**EXERCISE REQUIREMENTS**
Scan the listing below. Report each line that includes "flyttar".

**DATA PROVIDED**
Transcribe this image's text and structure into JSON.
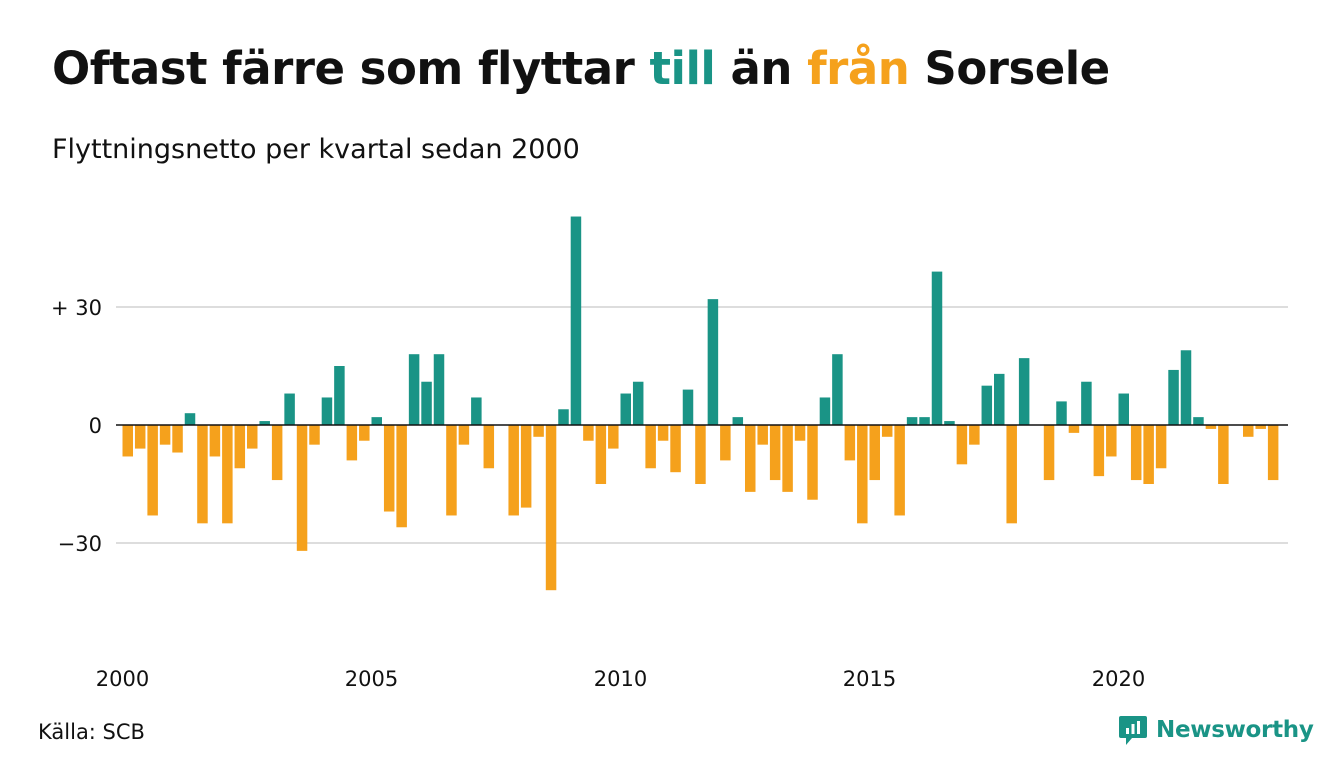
{
  "title": {
    "part1": "Oftast färre som flyttar ",
    "word_in": "till",
    "part2": " än ",
    "word_out": "från",
    "part3": " Sorsele"
  },
  "subtitle": "Flyttningsnetto per kvartal sedan 2000",
  "source": "Källa: SCB",
  "brand": {
    "name": "Newsworthy",
    "icon": "newsworthy-logo-icon"
  },
  "colors": {
    "positive": "#1a9486",
    "negative": "#f5a11c",
    "grid": "#dddddd",
    "zero_line": "#111111",
    "text": "#111111"
  },
  "chart_data": {
    "type": "bar",
    "title": "Oftast färre som flyttar till än från Sorsele",
    "subtitle": "Flyttningsnetto per kvartal sedan 2000",
    "xlabel": "",
    "ylabel": "",
    "x_start": "2000-Q1",
    "x_ticks": [
      "2000",
      "2005",
      "2010",
      "2015",
      "2020"
    ],
    "y_ticks": [
      -30,
      0,
      30
    ],
    "y_tick_labels": [
      "−30",
      "0",
      "+ 30"
    ],
    "ylim": [
      -55,
      55
    ],
    "grid": true,
    "legend": "none",
    "values": [
      -8,
      -6,
      -23,
      -5,
      -7,
      3,
      -25,
      -8,
      -25,
      -11,
      -6,
      1,
      -14,
      8,
      -32,
      -5,
      7,
      15,
      -9,
      -4,
      2,
      -22,
      -26,
      18,
      11,
      18,
      -23,
      -5,
      7,
      -11,
      0,
      -23,
      -21,
      -3,
      -42,
      4,
      53,
      -4,
      -15,
      -6,
      8,
      11,
      -11,
      -4,
      -12,
      9,
      -15,
      32,
      -9,
      2,
      -17,
      -5,
      -14,
      -17,
      -4,
      -19,
      7,
      18,
      -9,
      -25,
      -14,
      -3,
      -23,
      2,
      2,
      39,
      1,
      -10,
      -5,
      10,
      13,
      -25,
      17,
      0,
      -14,
      6,
      -2,
      11,
      -13,
      -8,
      8,
      -14,
      -15,
      -11,
      14,
      19,
      2,
      -1,
      -15,
      0,
      -3,
      -1,
      -14
    ]
  }
}
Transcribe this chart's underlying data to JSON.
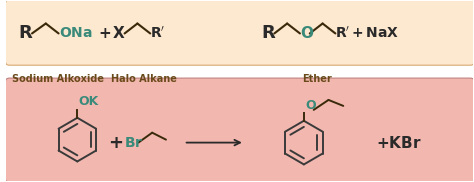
{
  "bg_top_color": "#fde8d0",
  "bg_bottom_color": "#f2b8b0",
  "teal_color": "#3a8a7a",
  "dark_color": "#2a2a2a",
  "label_color": "#6a4a1a",
  "fig_w": 4.74,
  "fig_h": 1.82,
  "dpi": 100,
  "lbl1": "Sodium Alkoxide",
  "lbl2": "Halo Alkane",
  "lbl3": "Ether",
  "bottom_ok": "OK",
  "bottom_br": "Br",
  "bottom_kbr": "+ KBr"
}
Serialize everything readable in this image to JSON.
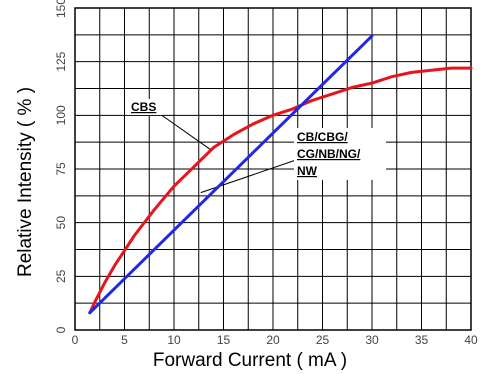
{
  "chart_data": {
    "type": "line",
    "xlabel": "Forward Current ( mA )",
    "ylabel": "Relative Intensity ( % )",
    "xlim": [
      0,
      40
    ],
    "ylim": [
      0,
      150
    ],
    "x_ticks": [
      "0",
      "5",
      "10",
      "15",
      "20",
      "25",
      "30",
      "35",
      "40"
    ],
    "y_ticks": [
      "0",
      "25",
      "50",
      "75",
      "100",
      "125",
      "150"
    ],
    "grid": true,
    "series": [
      {
        "label": "CBS",
        "color": "#e8141c",
        "x": [
          1.5,
          2,
          3,
          4,
          5,
          6,
          8,
          10,
          12,
          14,
          16,
          18,
          20,
          22,
          24,
          26,
          28,
          30,
          32,
          34,
          36,
          38,
          40
        ],
        "y": [
          8,
          13,
          22,
          30,
          37,
          44,
          56,
          67,
          76,
          85,
          91,
          96,
          100,
          103,
          107,
          110,
          113,
          115,
          118,
          120,
          121,
          122,
          122
        ]
      },
      {
        "label": "CB/CBG/ CG/NB/NG/ NW",
        "color": "#1e28e6",
        "x": [
          1.5,
          30
        ],
        "y": [
          8,
          137
        ]
      }
    ],
    "annotations": [
      {
        "text": "CBS",
        "series": 0
      },
      {
        "lines": [
          "CB/CBG/",
          "CG/NB/NG/",
          "NW"
        ],
        "series": 1
      }
    ]
  }
}
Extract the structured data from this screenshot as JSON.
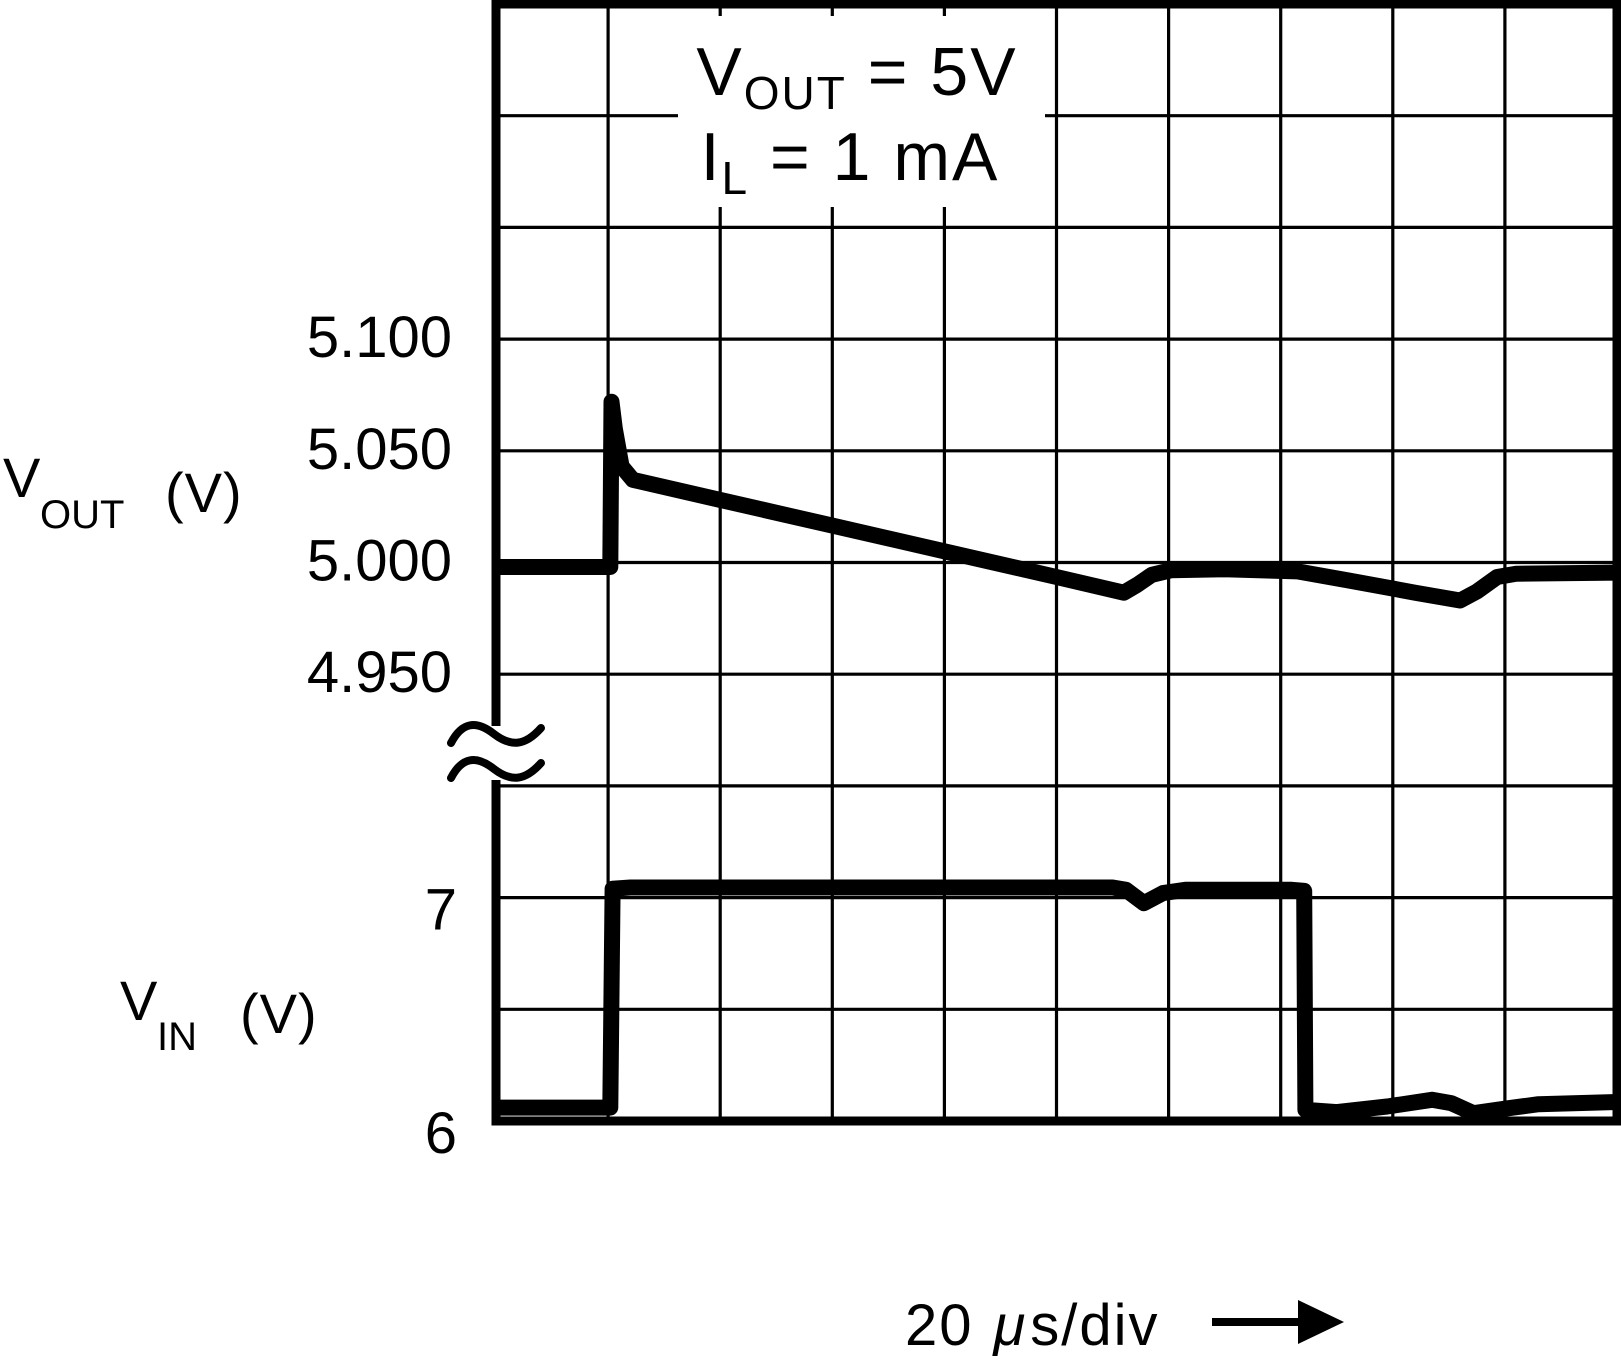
{
  "figure": {
    "upper_axis_label": {
      "sym": "V",
      "sub": "OUT",
      "unit": "(V)"
    },
    "lower_axis_label": {
      "sym": "V",
      "sub": "IN",
      "unit": "(V)"
    },
    "annotation": {
      "line1": {
        "sym": "V",
        "sub": "OUT",
        "rest": " = 5V"
      },
      "line2": {
        "sym": "I",
        "sub": "L",
        "rest": " = 1 mA"
      }
    },
    "x_axis_label": {
      "num": "20",
      "mu": "μ",
      "rest": "s/div"
    },
    "colors": {
      "ink": "#000000",
      "paper": "#ffffff"
    }
  },
  "chart_data": {
    "type": "line",
    "x_axis": {
      "label": "20 μs/div",
      "us_per_div": 20,
      "divisions": 10
    },
    "grid": {
      "rows": 10,
      "cols": 10,
      "grid_on": true
    },
    "conditions": [
      "VOUT = 5V",
      "IL = 1 mA"
    ],
    "axis_break": {
      "present": true,
      "between": [
        "VOUT scale",
        "VIN scale"
      ]
    },
    "scales": {
      "upper": {
        "name": "VOUT",
        "unit": "V",
        "anchor_value": 5.0,
        "anchor_row": 5,
        "volts_per_row": 0.05,
        "ticks": [
          {
            "label": "5.100",
            "value": 5.1
          },
          {
            "label": "5.050",
            "value": 5.05
          },
          {
            "label": "5.000",
            "value": 5.0
          },
          {
            "label": "4.950",
            "value": 4.95
          }
        ]
      },
      "lower": {
        "name": "VIN",
        "unit": "V",
        "anchor_value": 6.0,
        "anchor_row": 10,
        "volts_per_row": 0.5,
        "ticks": [
          {
            "label": "7",
            "value": 7
          },
          {
            "label": "6",
            "value": 6
          }
        ]
      }
    },
    "series": [
      {
        "name": "VOUT",
        "scale": "upper",
        "points": [
          [
            0.0,
            4.998
          ],
          [
            1.0,
            4.998
          ],
          [
            1.02,
            4.998
          ],
          [
            1.03,
            5.072
          ],
          [
            1.06,
            5.06
          ],
          [
            1.12,
            5.043
          ],
          [
            1.22,
            5.037
          ],
          [
            2.0,
            5.028
          ],
          [
            3.0,
            5.0165
          ],
          [
            4.0,
            5.005
          ],
          [
            5.0,
            4.9935
          ],
          [
            5.6,
            4.9865
          ],
          [
            5.72,
            4.99
          ],
          [
            5.85,
            4.9945
          ],
          [
            6.02,
            4.9965
          ],
          [
            6.5,
            4.997
          ],
          [
            7.15,
            4.996
          ],
          [
            7.6,
            4.992
          ],
          [
            8.2,
            4.9865
          ],
          [
            8.6,
            4.983
          ],
          [
            8.75,
            4.987
          ],
          [
            8.93,
            4.9935
          ],
          [
            9.1,
            4.995
          ],
          [
            10.0,
            4.9955
          ]
        ]
      },
      {
        "name": "VIN",
        "scale": "lower",
        "points": [
          [
            0.0,
            6.06
          ],
          [
            1.02,
            6.06
          ],
          [
            1.04,
            7.04
          ],
          [
            1.2,
            7.045
          ],
          [
            5.5,
            7.045
          ],
          [
            5.62,
            7.035
          ],
          [
            5.78,
            6.975
          ],
          [
            5.95,
            7.02
          ],
          [
            6.15,
            7.035
          ],
          [
            7.1,
            7.035
          ],
          [
            7.21,
            7.03
          ],
          [
            7.22,
            6.05
          ],
          [
            7.5,
            6.04
          ],
          [
            7.95,
            6.065
          ],
          [
            8.35,
            6.095
          ],
          [
            8.52,
            6.08
          ],
          [
            8.72,
            6.035
          ],
          [
            9.0,
            6.055
          ],
          [
            9.3,
            6.075
          ],
          [
            10.0,
            6.085
          ]
        ]
      }
    ]
  }
}
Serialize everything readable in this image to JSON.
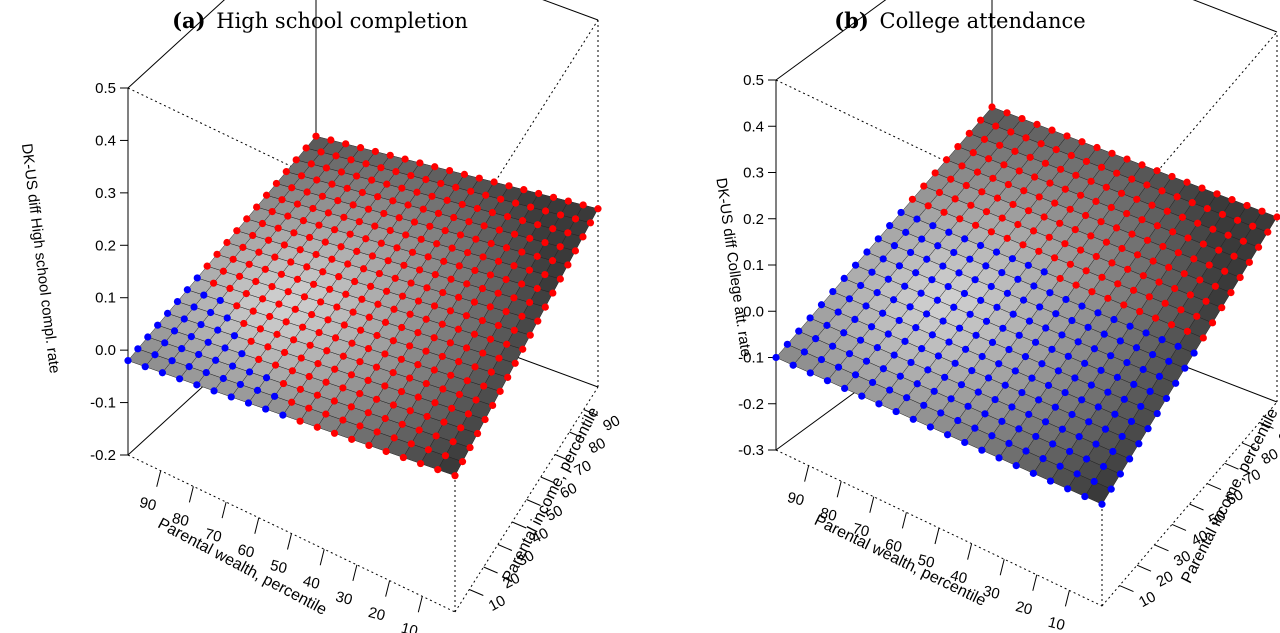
{
  "chart_data": [
    {
      "type": "surface3d",
      "panel_tag": "(a)",
      "title": "High school completion",
      "xlabel": "Parental wealth, percentile",
      "ylabel": "Parental income, percentile",
      "zlabel": "DK-US diff High school compl. rate",
      "x_ticks": [
        10,
        20,
        30,
        40,
        50,
        60,
        70,
        80,
        90
      ],
      "y_ticks": [
        10,
        20,
        30,
        40,
        50,
        60,
        70,
        80,
        90
      ],
      "z_ticks": [
        "-0.2",
        "-0.1",
        "0.0",
        "0.1",
        "0.2",
        "0.3",
        "0.4",
        "0.5"
      ],
      "xlim": [
        0,
        100
      ],
      "ylim": [
        0,
        100
      ],
      "zlim": [
        -0.2,
        0.5
      ],
      "grid_points_per_axis": 20,
      "point_color_rule": "red where difference > 0, blue where difference < 0",
      "colors": {
        "positive": "#ff0000",
        "negative": "#0000ff",
        "surface_light": "#d0d0d0",
        "surface_dark": "#3a3a3a"
      },
      "corner_values": {
        "wealth0_income0": 0.06,
        "wealth0_income100": 0.14,
        "wealth100_income0": -0.02,
        "wealth100_income100": 0.08
      },
      "value_range": [
        -0.02,
        0.14
      ]
    },
    {
      "type": "surface3d",
      "panel_tag": "(b)",
      "title": "College attendance",
      "xlabel": "Parental wealth, percentile",
      "ylabel": "Parental income, percentile",
      "zlabel": "DK-US diff College att. rate",
      "x_ticks": [
        10,
        20,
        30,
        40,
        50,
        60,
        70,
        80,
        90
      ],
      "y_ticks": [
        10,
        20,
        30,
        40,
        50,
        60,
        70,
        80,
        90
      ],
      "z_ticks": [
        "-0.3",
        "-0.2",
        "-0.1",
        "0.0",
        "0.1",
        "0.2",
        "0.3",
        "0.4",
        "0.5"
      ],
      "xlim": [
        0,
        100
      ],
      "ylim": [
        0,
        100
      ],
      "zlim": [
        -0.3,
        0.5
      ],
      "grid_points_per_axis": 20,
      "point_color_rule": "red where difference > 0, blue where difference < 0",
      "colors": {
        "positive": "#ff0000",
        "negative": "#0000ff",
        "surface_light": "#d0d0d0",
        "surface_dark": "#3a3a3a"
      },
      "corner_values": {
        "wealth0_income0": -0.08,
        "wealth0_income100": 0.1,
        "wealth100_income0": -0.1,
        "wealth100_income100": 0.1
      },
      "value_range": [
        -0.1,
        0.12
      ]
    }
  ]
}
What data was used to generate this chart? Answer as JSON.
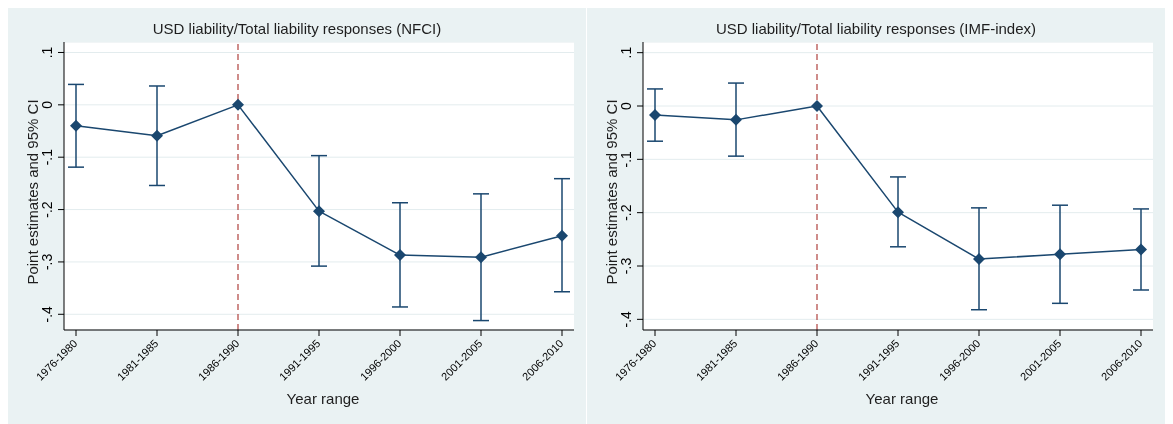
{
  "chart_data": [
    {
      "type": "line",
      "title": "USD liability/Total liability responses (NFCI)",
      "xlabel": "Year range",
      "ylabel": "Point estimates and 95% CI",
      "categories": [
        "1976-1980",
        "1981-1985",
        "1986-1990",
        "1991-1995",
        "1996-2000",
        "2001-2005",
        "2006-2010"
      ],
      "series": [
        {
          "color": "#1a476f",
          "values": [
            -0.04,
            -0.059,
            0,
            -0.203,
            -0.287,
            -0.291,
            -0.25
          ],
          "errors": [
            [
              -0.119,
              0.039
            ],
            [
              -0.154,
              0.036
            ],
            null,
            [
              -0.308,
              -0.097
            ],
            [
              -0.386,
              -0.187
            ],
            [
              -0.412,
              -0.17
            ],
            [
              -0.357,
              -0.141
            ]
          ]
        }
      ],
      "ylim": [
        -0.43,
        0.12
      ],
      "yticks": [
        {
          "value": -0.4,
          "label": "-.4"
        },
        {
          "value": -0.3,
          "label": "-.3"
        },
        {
          "value": -0.2,
          "label": "-.2"
        },
        {
          "value": -0.1,
          "label": "-.1"
        },
        0,
        {
          "value": 0.1,
          "label": ".1"
        }
      ],
      "grid": "y",
      "marker": "diamond",
      "line_style": "solid",
      "ref_lines": [
        {
          "axis": "x",
          "value": "1986-1990",
          "color": "#b0413e",
          "line_style": "dashed"
        }
      ]
    },
    {
      "type": "line",
      "title": "USD liability/Total liability responses (IMF-index)",
      "xlabel": "Year range",
      "ylabel": "Point estimates and 95% CI",
      "categories": [
        "1976-1980",
        "1981-1985",
        "1986-1990",
        "1991-1995",
        "1996-2000",
        "2001-2005",
        "2006-2010"
      ],
      "series": [
        {
          "color": "#1a476f",
          "values": [
            -0.017,
            -0.026,
            0,
            -0.199,
            -0.287,
            -0.278,
            -0.269
          ],
          "errors": [
            [
              -0.066,
              0.032
            ],
            [
              -0.094,
              0.043
            ],
            null,
            [
              -0.264,
              -0.133
            ],
            [
              -0.382,
              -0.191
            ],
            [
              -0.37,
              -0.186
            ],
            [
              -0.345,
              -0.193
            ]
          ]
        }
      ],
      "ylim": [
        -0.42,
        0.12
      ],
      "yticks": [
        {
          "value": -0.4,
          "label": "-.4"
        },
        {
          "value": -0.3,
          "label": "-.3"
        },
        {
          "value": -0.2,
          "label": "-.2"
        },
        {
          "value": -0.1,
          "label": "-.1"
        },
        0,
        {
          "value": 0.1,
          "label": ".1"
        }
      ],
      "grid": "y",
      "marker": "diamond",
      "line_style": "solid",
      "ref_lines": [
        {
          "axis": "x",
          "value": "1986-1990",
          "color": "#b0413e",
          "line_style": "dashed"
        }
      ]
    }
  ]
}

**WRITTEN ANSWER**
    "part1": "Oftast färre som flyttar ",
    "title": "Oftast färre som flyttar till än från Sorsele",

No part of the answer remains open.